Dataset entries.

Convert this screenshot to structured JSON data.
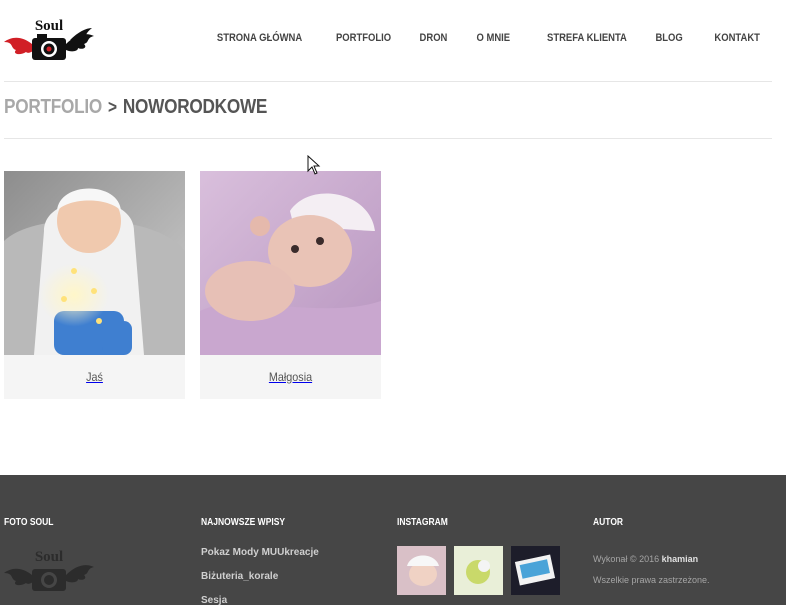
{
  "brand": {
    "logo_text": "Soul"
  },
  "nav": {
    "items": [
      {
        "label": "STRONA GŁÓWNA"
      },
      {
        "label": "PORTFOLIO"
      },
      {
        "label": "DRON"
      },
      {
        "label": "O MNIE"
      },
      {
        "label": "STREFA KLIENTA"
      },
      {
        "label": "BLOG"
      },
      {
        "label": "KONTAKT"
      }
    ]
  },
  "breadcrumb": {
    "parent": "PORTFOLIO",
    "separator": ">",
    "current": "NOWORODKOWE"
  },
  "gallery": {
    "items": [
      {
        "caption": "Jaś"
      },
      {
        "caption": "Małgosia"
      }
    ]
  },
  "footer": {
    "col1_title": "FOTO SOUL",
    "col2_title": "NAJNOWSZE WPISY",
    "col3_title": "INSTAGRAM",
    "col4_title": "AUTOR",
    "posts": [
      "Pokaz Mody MUUkreacje",
      "Biżuteria_korale",
      "Sesja"
    ],
    "author_prefix": "Wykonał © 2016",
    "author_name": "khamian",
    "rights": "Wszelkie prawa zastrzeżone."
  },
  "colors": {
    "footer_bg": "#464646",
    "logo_red": "#d11f26",
    "accent_text": "#555555"
  }
}
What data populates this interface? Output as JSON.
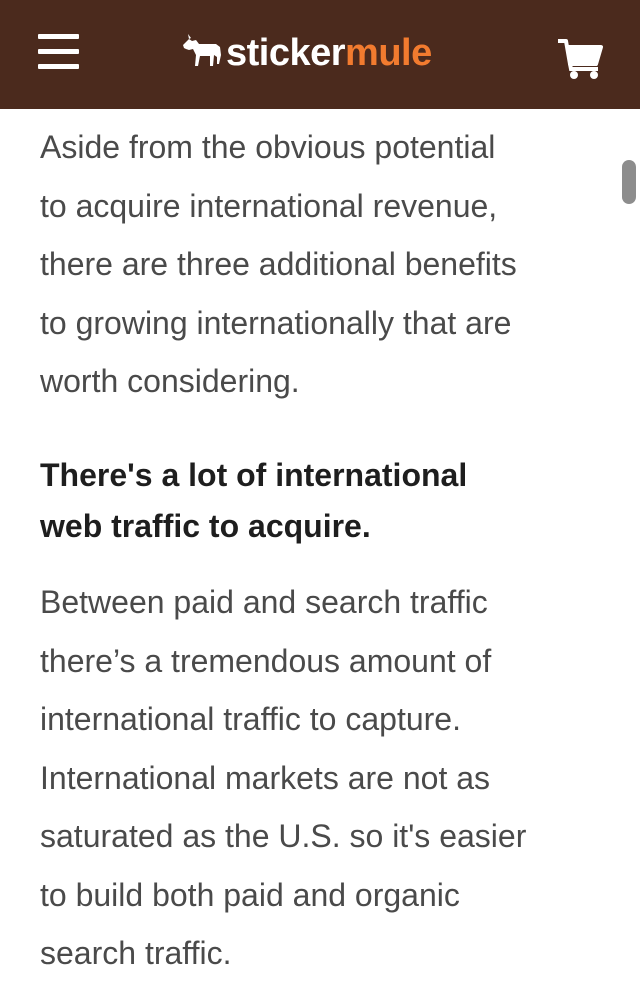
{
  "header": {
    "logo_primary": "sticker",
    "logo_accent": "mule",
    "background_color": "#4b2a1d",
    "accent_color": "#f27b2f",
    "menu_icon": "hamburger-menu-icon",
    "cart_icon": "shopping-cart-icon"
  },
  "article": {
    "intro_lines": [
      "Aside from the obvious potential",
      "to acquire international revenue,",
      "there are three additional benefits",
      "to growing internationally that are",
      "worth considering."
    ],
    "heading_lines": [
      "There's a lot of international",
      "web traffic to acquire."
    ],
    "body_lines": [
      "Between paid and search traffic",
      "there’s a tremendous amount of",
      "international traffic to capture.",
      "International markets are not as",
      "saturated as the U.S. so it's easier",
      "to build both paid and organic",
      "search traffic."
    ]
  }
}
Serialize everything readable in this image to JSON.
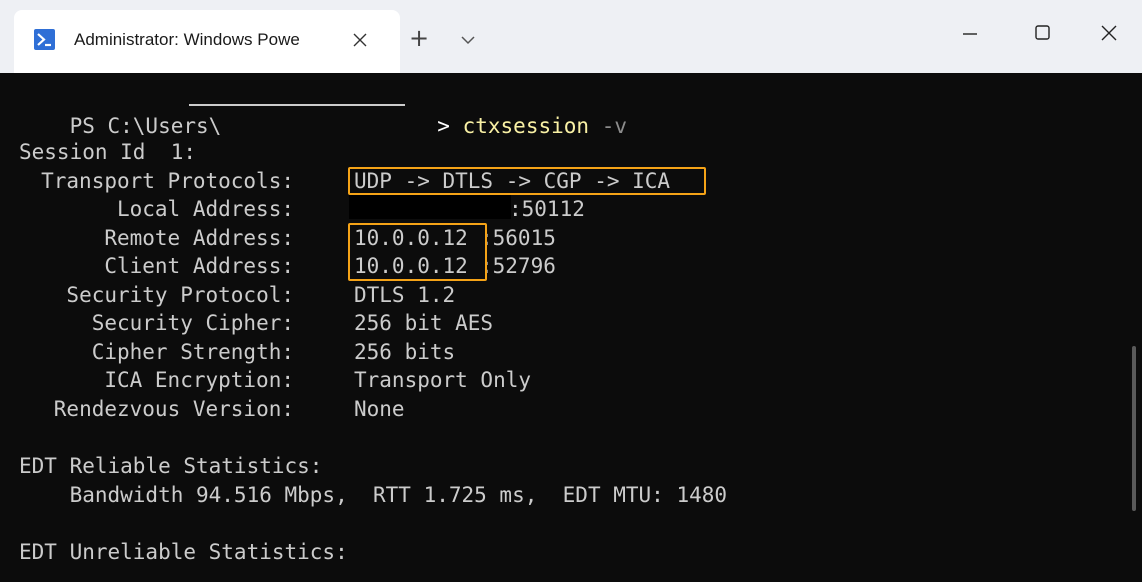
{
  "window": {
    "tab_title": "Administrator: Windows Powe",
    "tab_icon": "powershell-icon",
    "close_tab_icon": "close-icon",
    "new_tab_label": "+",
    "dropdown_icon": "chevron-down-icon",
    "controls": [
      "minimize-icon",
      "maximize-icon",
      "close-icon"
    ]
  },
  "colors": {
    "terminal_bg": "#0c0c0c",
    "text": "#cccccc",
    "command": "#f9f1a5",
    "highlight_box": "#f5a317",
    "titlebar_bg": "#eef0f4"
  },
  "prompt": {
    "prefix": "PS C:\\Users\\",
    "suffix": ">",
    "command": "ctxsession",
    "argument": "-v"
  },
  "session": {
    "header": "Session Id  1:",
    "fields": [
      {
        "label": "Transport Protocols:",
        "value": "UDP -> DTLS -> CGP -> ICA"
      },
      {
        "label": "Local Address:",
        "value": ":50112"
      },
      {
        "label": "Remote Address:",
        "value_ip": "10.0.0.12",
        "value_port": ":56015"
      },
      {
        "label": "Client Address:",
        "value_ip": "10.0.0.12",
        "value_port": ":52796"
      },
      {
        "label": "Security Protocol:",
        "value": "DTLS 1.2"
      },
      {
        "label": "Security Cipher:",
        "value": "256 bit AES"
      },
      {
        "label": "Cipher Strength:",
        "value": "256 bits"
      },
      {
        "label": "ICA Encryption:",
        "value": "Transport Only"
      },
      {
        "label": "Rendezvous Version:",
        "value": "None"
      }
    ]
  },
  "edt_reliable": {
    "header": "EDT Reliable Statistics:",
    "stats": "    Bandwidth 94.516 Mbps,  RTT 1.725 ms,  EDT MTU: 1480"
  },
  "edt_unreliable": {
    "header": "EDT Unreliable Statistics:"
  }
}
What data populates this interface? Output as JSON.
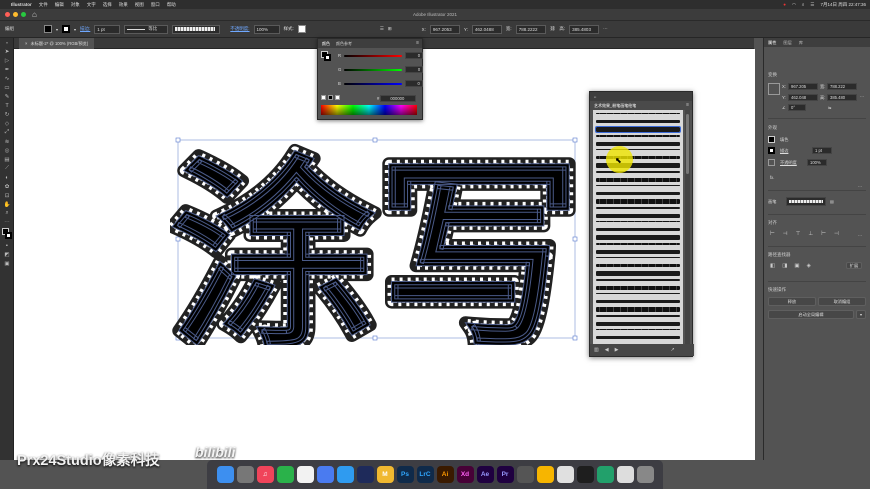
{
  "menubar": {
    "app": "Illustrator",
    "items": [
      "文件",
      "编辑",
      "对象",
      "文字",
      "选择",
      "效果",
      "视图",
      "窗口",
      "帮助"
    ],
    "clock": "7月14日 周四 22:47:36"
  },
  "window": {
    "title": "Adobe Illustrator 2021"
  },
  "control": {
    "mode": "编组",
    "stroke_label": "描边:",
    "stroke_value": "1 pt",
    "brush_label": "等比",
    "opacity_label": "不透明度:",
    "opacity_value": "100%",
    "style_label": "样式:",
    "x_label": "X:",
    "x_value": "967.2053",
    "y_label": "Y:",
    "y_value": "462.0488",
    "w_label": "宽:",
    "w_value": "788.2222",
    "h_label": "高:",
    "h_value": "385.4803"
  },
  "doc_tab": {
    "label": "未标题-2* @ 100% (RGB/预览)"
  },
  "artwork": {
    "text": "涂写"
  },
  "color_panel": {
    "tab_color": "颜色",
    "tab_guide": "颜色参考",
    "r_label": "R",
    "r_value": "0",
    "g_label": "G",
    "g_value": "0",
    "b_label": "B",
    "b_value": "0",
    "hex_label": "#",
    "hex_value": "000000"
  },
  "brush_panel": {
    "title": "艺术效果_粉笔画笔绘笔"
  },
  "properties": {
    "tabs": [
      "属性",
      "图层",
      "库"
    ],
    "transform_title": "变换",
    "x_label": "X:",
    "x_value": "967.205",
    "y_label": "Y:",
    "y_value": "462.048",
    "w_label": "宽:",
    "w_value": "788.222",
    "h_label": "高:",
    "h_value": "385.480",
    "angle_value": "0°",
    "appearance_title": "外观",
    "fill_label": "填色",
    "stroke_label": "描边",
    "stroke_value": "1 pt",
    "opacity_label": "不透明度",
    "opacity_value": "100%",
    "fx_label": "fx.",
    "brush_label": "画笔",
    "align_title": "对齐",
    "pathfinder_title": "路径查找器",
    "expand_label": "扩展",
    "quick_title": "快速操作",
    "ungroup_label": "取消编组",
    "release_label": "释放",
    "global_edit_label": "启动全局编辑"
  },
  "dock": {
    "apps": [
      {
        "name": "finder",
        "label": "",
        "color": "#3d8ff0"
      },
      {
        "name": "launchpad",
        "label": "",
        "color": "#777"
      },
      {
        "name": "music",
        "label": "♫",
        "color": "#f0445a"
      },
      {
        "name": "wechat",
        "label": "",
        "color": "#2ab24a"
      },
      {
        "name": "qq",
        "label": "",
        "color": "#f2f2f2"
      },
      {
        "name": "feishu",
        "label": "",
        "color": "#4a7bf0"
      },
      {
        "name": "browser",
        "label": "",
        "color": "#2f9bf0"
      },
      {
        "name": "cinema4d",
        "label": "",
        "color": "#1e2a5a"
      },
      {
        "name": "miro",
        "label": "M",
        "color": "#f0b830"
      },
      {
        "name": "photoshop",
        "label": "Ps",
        "color": "#0f2a4a"
      },
      {
        "name": "lightroom",
        "label": "LrC",
        "color": "#0f2a4a"
      },
      {
        "name": "illustrator",
        "label": "Ai",
        "color": "#3a1a00"
      },
      {
        "name": "xd",
        "label": "Xd",
        "color": "#470137"
      },
      {
        "name": "aftereffects",
        "label": "Ae",
        "color": "#1f0040"
      },
      {
        "name": "premiere",
        "label": "Pr",
        "color": "#1f0040"
      },
      {
        "name": "finalcut",
        "label": "",
        "color": "#555"
      },
      {
        "name": "sketch",
        "label": "",
        "color": "#f7b500"
      },
      {
        "name": "chrome",
        "label": "",
        "color": "#e0e0e0"
      },
      {
        "name": "figma",
        "label": "",
        "color": "#1e1e1e"
      },
      {
        "name": "app-green",
        "label": "",
        "color": "#22a06b"
      },
      {
        "name": "screen",
        "label": "",
        "color": "#ddd"
      },
      {
        "name": "trash",
        "label": "",
        "color": "#888"
      }
    ]
  },
  "watermark": {
    "text": "Prx24Studio像素科技",
    "logo": "bilibili"
  }
}
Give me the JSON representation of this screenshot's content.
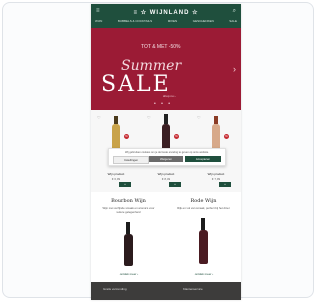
{
  "colors": {
    "brand_green": "#1f4f3d",
    "hero_red": "#9b1b35",
    "badge_red": "#c5282f"
  },
  "topbar": {
    "brand": "≡ ☆ WIJNLAND ☆",
    "menu_icon": "menu-icon",
    "search_icon": "search-icon",
    "nav": [
      "WIJN",
      "BUBBELS & COCKTAILS",
      "MIXEN",
      "GESCHENKEN",
      "SALE"
    ]
  },
  "hero": {
    "top_text": "TOT & MET -50%",
    "script": "Summer",
    "sale": "SALE",
    "link": "shop nu ›",
    "dots": "• • •"
  },
  "products": [
    {
      "name": "Wijn product",
      "price": "€ 6,99",
      "badge": "%",
      "btn": "+"
    },
    {
      "name": "Wijn product",
      "price": "€ 8,49",
      "badge": "%",
      "btn": "+"
    },
    {
      "name": "Wijn product",
      "price": "€ 7,99",
      "badge": "%",
      "btn": "+"
    }
  ],
  "cookie": {
    "text": "Wij gebruiken cookies om je de beste ervaring te geven op onze website.",
    "settings": "Instellingen",
    "decline": "Weigeren",
    "accept": "Accepteren"
  },
  "categories": [
    {
      "title": "Bourbon Wijn",
      "desc": "Wijn met verfijnde smaak en aroma's voor iedere gelegenheid",
      "link": "ontdek meer ›"
    },
    {
      "title": "Rode Wijn",
      "desc": "Rijk en vol van smaak, perfect bij het diner",
      "link": "ontdek meer ›"
    }
  ],
  "footer": {
    "left": "Gratis verzending",
    "right": "Klantenservice"
  }
}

GIVEN EXERCISE.
Extract each line from the listing that holds the word "JSON".

EXERCISE ANSWER.
Convert this screenshot to structured JSON data.
What data populates this interface? Output as JSON.
Serialize everything readable in this image to JSON.
What data populates this interface? Output as JSON.
Give me the JSON representation of this screenshot's content.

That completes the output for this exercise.